TRPL measurements were performed using a custom-built inverted PL microscope setup equipped with a motorized piezo stage. Excitation was provided by a pulsed super continuum white light source (Fianium Whitelase) filtered via a Bentham TMc 300 monochromator. TRPL excitation was acquired using a 550 nm laser via a 60× oil objective, producing a 10 μm diameter confocal laser spot on the sample. The laser spot size was measured using the image created on an EMCCD camera (Photometrics QuantEM™ 512SC). The laser repetition rate was set to 5 MHz with 11.4 ps resolution to obtain PL decay data. The MoSe₂ PL was collected using a MPD visible single photon avalanche diode (Vis-SPAD) via 750 nm long pass and 900 nm short pass filters, completely filtering out laser excitation and allowing collection of MoSe₂ PL only. Further precaution was taken to remove any long wave component of the excitation line using a 650 nm short pass filter. All signals were scaled up to 3000 s, which was used for the lowest excitation intensity measurement. The laser power was measured with the excitation line using a Thorlabs S130C photodiode and PM100D power meter. The laser excitation power was regulated using a series of neutral density filters. The instrument response function was measured with a blank glass cover slide, as used for the sample. Decay rates were fitted using a model developed in Origin, which consists of a Gaussian (as the IRF) convoluted with a double exponential decay.

Transistor preparation and characterisation

After exfoliation and transfer onto Si–SiO₂ (90 nm), isolated monolayer MoSe₂ flakes were identified and electrodes with a typical channel length of 4 μm were patterned using e-beam lithography and thermal evaporation of Pd : Au (20 nm : 80 nm), followed by lift-off in acetone. Transfer characteristics were measured using a Keithley 4200 SCS connected to a probe station. The global back-gate was swept from negative to positive voltages and the current was measured under a source-drain bias of 5 V.

Nanocrystal graphics

Nanocrystal graphics in Fig. 1a were developed in VESTA software⁴¹ and parsed into ChemDraw3D (PerkinElmer) for rendering.

——

▶ _SET TASK A_
Summarize the methods text in two sentences.

——

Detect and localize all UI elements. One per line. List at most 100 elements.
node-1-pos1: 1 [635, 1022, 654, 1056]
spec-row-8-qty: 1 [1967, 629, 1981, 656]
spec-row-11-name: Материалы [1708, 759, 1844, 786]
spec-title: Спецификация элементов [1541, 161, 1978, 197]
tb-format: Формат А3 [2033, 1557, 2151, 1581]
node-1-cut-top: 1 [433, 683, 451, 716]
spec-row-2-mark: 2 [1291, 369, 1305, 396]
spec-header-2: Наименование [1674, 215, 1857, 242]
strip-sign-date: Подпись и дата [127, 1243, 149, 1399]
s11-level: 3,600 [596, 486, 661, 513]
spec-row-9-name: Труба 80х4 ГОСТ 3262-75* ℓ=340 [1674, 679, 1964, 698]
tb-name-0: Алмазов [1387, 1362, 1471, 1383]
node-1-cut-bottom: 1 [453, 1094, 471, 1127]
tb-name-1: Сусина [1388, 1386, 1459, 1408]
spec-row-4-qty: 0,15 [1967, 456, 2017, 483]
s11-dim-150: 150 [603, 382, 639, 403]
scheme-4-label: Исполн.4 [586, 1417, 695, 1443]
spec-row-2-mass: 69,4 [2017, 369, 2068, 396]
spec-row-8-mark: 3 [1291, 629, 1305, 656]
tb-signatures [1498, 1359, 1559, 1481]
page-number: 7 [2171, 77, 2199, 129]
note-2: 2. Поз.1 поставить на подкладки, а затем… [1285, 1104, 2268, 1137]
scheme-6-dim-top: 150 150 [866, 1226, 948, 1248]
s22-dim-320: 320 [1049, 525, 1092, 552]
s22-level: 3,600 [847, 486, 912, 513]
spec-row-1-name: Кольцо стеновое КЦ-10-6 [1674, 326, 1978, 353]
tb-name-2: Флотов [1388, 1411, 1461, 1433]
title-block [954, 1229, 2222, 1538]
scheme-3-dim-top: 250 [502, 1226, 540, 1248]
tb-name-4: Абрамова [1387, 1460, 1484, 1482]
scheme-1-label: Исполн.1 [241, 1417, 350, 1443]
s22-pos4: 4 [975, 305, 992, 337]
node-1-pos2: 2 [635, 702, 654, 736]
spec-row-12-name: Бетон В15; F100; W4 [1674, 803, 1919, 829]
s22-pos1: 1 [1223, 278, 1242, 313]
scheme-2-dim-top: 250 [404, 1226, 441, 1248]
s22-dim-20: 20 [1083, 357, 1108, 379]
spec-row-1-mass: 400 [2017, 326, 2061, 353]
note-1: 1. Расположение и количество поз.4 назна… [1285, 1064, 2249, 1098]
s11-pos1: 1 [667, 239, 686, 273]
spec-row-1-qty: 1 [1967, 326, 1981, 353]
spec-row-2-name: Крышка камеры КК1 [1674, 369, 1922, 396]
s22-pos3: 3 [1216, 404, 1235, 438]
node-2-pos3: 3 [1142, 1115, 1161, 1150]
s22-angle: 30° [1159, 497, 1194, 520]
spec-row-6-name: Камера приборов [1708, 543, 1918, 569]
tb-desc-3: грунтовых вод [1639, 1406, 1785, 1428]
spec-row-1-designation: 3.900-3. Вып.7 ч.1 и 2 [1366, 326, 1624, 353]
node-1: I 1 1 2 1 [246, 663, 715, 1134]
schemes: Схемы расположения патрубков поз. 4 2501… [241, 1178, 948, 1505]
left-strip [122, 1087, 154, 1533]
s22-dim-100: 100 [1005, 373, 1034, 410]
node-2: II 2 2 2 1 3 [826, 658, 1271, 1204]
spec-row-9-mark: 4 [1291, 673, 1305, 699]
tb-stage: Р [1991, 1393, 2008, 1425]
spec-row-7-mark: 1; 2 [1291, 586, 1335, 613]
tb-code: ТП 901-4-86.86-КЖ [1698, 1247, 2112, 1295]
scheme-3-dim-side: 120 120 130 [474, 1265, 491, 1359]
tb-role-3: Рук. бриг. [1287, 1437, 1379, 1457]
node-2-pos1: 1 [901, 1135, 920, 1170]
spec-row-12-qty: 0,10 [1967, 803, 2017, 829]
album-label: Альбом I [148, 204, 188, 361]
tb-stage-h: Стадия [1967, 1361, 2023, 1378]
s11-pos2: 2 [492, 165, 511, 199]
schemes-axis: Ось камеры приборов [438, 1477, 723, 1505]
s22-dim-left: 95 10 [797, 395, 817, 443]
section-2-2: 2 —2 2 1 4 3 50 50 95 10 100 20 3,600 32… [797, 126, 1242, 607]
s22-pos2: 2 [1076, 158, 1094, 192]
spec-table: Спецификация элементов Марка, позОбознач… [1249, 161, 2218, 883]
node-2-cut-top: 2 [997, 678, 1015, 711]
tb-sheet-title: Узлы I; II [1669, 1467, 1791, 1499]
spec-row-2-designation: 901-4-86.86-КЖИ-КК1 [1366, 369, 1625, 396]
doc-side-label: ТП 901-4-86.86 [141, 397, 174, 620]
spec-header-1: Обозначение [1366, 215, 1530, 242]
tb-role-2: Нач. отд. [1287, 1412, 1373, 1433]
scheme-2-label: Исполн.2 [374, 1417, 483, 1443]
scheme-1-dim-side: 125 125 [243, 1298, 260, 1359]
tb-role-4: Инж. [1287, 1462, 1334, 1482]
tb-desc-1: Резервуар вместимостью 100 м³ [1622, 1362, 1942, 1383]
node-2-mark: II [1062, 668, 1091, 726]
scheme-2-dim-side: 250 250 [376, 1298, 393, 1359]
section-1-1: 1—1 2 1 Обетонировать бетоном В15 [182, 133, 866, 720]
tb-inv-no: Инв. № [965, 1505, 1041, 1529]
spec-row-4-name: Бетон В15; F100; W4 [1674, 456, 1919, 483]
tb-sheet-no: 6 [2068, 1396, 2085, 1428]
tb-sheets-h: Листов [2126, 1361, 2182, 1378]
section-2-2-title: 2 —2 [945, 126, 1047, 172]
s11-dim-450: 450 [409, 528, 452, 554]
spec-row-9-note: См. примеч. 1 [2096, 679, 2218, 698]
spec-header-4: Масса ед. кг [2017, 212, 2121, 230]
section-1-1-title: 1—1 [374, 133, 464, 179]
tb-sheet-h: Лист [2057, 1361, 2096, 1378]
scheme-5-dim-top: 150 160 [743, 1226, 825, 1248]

——

▶ _SET TASK B_
Reproduce the records line for line, everything from the start of the records down to and including the line that contains "tb-name-0: Алмазов [1387, 1362, 1471, 1383]".

▶ _TASK RESULT A_
TRPL measurements used a custom-built inverted PL microscope with a 550 nm pulsed excitation line focused through a 60× oil objective, collected MoSe₂ PL only through long pass and short pass filters onto a Vis-SPAD, and fitted decay rates with a Gaussian IRF convoluted with a double exponential decay. Monolayer MoSe₂ transistors with Pd : Au electrodes on Si–SiO₂ were characterized by sweeping the global back-gate under a 5 V source-drain bias, and the nanocrystal graphics were built in VESTA and rendered in ChemDraw3D.

▶ _TASK RESULT B_
Detect and localize all UI elements. One per line. List at most 100 elements.
node-1-pos1: 1 [635, 1022, 654, 1056]
spec-row-8-qty: 1 [1967, 629, 1981, 656]
spec-row-11-name: Материалы [1708, 759, 1844, 786]
spec-title: Спецификация элементов [1541, 161, 1978, 197]
tb-format: Формат А3 [2033, 1557, 2151, 1581]
node-1-cut-top: 1 [433, 683, 451, 716]
spec-row-2-mark: 2 [1291, 369, 1305, 396]
spec-header-2: Наименование [1674, 215, 1857, 242]
strip-sign-date: Подпись и дата [127, 1243, 149, 1399]
s11-level: 3,600 [596, 486, 661, 513]
spec-row-9-name: Труба 80х4 ГОСТ 3262-75* ℓ=340 [1674, 679, 1964, 698]
tb-name-0: Алмазов [1387, 1362, 1471, 1383]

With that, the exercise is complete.